# [Exercise details]
Reply with one number: the count of lines in the listing that contain the string "procedure".

# [Exercise input]
_ _ _ _
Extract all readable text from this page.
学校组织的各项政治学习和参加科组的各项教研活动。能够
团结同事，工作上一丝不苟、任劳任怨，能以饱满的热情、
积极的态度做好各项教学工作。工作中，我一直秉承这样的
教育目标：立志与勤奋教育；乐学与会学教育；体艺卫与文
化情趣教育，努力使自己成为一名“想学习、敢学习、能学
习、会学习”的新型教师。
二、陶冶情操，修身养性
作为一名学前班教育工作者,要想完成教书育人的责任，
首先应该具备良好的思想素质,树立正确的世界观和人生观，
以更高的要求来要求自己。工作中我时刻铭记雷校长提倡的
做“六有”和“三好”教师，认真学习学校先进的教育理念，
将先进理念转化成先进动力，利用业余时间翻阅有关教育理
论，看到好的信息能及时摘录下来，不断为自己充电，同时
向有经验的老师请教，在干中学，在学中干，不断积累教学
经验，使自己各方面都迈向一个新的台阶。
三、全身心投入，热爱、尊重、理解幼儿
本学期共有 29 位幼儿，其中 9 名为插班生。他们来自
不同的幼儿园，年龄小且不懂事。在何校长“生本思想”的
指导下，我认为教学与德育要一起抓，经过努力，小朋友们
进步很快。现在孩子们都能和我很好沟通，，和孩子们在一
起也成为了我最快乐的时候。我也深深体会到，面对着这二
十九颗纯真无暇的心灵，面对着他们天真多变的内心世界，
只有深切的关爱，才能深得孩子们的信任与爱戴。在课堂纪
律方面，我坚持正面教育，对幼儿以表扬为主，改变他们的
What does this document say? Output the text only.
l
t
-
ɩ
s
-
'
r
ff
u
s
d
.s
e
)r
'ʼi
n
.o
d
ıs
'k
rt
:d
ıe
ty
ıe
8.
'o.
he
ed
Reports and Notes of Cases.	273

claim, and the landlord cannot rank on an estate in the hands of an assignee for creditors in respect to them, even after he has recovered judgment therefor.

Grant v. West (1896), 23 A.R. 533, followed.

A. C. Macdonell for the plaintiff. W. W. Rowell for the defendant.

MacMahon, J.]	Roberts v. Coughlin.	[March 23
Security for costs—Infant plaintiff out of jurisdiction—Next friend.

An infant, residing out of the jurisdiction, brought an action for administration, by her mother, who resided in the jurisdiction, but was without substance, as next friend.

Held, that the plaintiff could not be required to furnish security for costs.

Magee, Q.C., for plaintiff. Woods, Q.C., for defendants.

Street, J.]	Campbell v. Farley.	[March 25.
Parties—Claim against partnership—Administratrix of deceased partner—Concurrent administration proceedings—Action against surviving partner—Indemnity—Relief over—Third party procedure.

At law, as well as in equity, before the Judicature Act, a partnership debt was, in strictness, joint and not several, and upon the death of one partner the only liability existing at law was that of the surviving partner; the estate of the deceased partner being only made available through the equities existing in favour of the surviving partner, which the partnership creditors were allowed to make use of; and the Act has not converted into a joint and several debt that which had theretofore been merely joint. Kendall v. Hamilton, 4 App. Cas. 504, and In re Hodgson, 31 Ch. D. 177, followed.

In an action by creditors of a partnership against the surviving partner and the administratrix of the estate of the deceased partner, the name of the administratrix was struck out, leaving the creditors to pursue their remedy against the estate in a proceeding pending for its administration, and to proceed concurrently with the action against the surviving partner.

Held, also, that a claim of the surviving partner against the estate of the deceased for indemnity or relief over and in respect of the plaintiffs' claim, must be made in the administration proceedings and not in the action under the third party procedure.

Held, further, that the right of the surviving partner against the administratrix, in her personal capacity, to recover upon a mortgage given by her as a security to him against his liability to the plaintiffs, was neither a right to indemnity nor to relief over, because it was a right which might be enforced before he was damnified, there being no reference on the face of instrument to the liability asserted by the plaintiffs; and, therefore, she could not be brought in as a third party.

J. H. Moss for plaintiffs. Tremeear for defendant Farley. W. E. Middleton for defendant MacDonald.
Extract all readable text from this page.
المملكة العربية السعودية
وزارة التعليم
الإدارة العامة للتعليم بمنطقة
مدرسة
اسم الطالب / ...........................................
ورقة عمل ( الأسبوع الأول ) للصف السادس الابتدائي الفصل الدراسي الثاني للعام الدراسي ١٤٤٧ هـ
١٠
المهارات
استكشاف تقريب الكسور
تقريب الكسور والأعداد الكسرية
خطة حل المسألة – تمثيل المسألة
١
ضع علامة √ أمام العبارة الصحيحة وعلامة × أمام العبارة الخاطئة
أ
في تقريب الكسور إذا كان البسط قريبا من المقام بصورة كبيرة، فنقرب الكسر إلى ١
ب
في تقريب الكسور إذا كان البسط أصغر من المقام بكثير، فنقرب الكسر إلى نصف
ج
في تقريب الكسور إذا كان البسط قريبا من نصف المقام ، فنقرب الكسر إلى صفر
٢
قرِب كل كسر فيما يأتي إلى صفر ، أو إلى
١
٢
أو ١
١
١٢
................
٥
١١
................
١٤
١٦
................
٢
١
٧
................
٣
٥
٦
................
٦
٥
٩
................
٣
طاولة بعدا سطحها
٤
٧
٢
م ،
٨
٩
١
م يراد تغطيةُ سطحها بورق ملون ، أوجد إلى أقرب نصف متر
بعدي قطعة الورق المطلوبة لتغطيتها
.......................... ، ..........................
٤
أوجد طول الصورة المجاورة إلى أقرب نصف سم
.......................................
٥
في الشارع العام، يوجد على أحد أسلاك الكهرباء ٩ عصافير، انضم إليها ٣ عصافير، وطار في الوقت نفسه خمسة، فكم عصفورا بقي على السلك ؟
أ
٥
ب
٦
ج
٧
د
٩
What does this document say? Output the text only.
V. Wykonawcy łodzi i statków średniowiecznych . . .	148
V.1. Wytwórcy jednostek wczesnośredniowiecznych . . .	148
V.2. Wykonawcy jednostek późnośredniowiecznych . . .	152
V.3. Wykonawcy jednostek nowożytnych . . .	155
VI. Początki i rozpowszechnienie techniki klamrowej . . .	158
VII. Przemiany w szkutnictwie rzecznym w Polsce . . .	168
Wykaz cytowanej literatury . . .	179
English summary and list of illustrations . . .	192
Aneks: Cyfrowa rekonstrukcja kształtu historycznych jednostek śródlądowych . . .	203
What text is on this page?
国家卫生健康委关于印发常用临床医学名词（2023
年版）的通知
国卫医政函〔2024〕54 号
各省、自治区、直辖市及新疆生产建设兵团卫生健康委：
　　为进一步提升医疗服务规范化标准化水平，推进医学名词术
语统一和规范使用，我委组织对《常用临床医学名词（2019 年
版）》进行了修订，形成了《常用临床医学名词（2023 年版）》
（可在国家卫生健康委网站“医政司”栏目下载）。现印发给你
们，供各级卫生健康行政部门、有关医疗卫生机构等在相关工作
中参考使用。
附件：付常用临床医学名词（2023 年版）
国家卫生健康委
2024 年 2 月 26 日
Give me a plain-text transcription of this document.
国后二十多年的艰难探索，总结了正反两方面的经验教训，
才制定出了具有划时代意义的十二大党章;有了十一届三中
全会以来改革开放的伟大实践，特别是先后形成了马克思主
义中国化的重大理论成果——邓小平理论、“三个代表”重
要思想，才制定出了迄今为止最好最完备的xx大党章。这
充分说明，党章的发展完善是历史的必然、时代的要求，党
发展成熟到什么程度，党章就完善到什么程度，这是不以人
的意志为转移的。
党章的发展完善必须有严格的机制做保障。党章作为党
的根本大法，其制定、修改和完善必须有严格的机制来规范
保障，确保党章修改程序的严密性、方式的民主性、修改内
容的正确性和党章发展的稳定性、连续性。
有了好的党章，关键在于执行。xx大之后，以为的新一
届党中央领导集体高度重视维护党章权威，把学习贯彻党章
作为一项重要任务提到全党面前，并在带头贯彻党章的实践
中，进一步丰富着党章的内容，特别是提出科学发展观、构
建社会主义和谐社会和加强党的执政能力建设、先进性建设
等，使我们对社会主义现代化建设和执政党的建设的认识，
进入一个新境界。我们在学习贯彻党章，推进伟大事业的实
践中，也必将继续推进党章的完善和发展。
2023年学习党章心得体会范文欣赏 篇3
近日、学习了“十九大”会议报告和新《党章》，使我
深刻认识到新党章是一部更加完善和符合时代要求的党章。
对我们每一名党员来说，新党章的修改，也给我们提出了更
_ _ _ _
# [Final answer]
2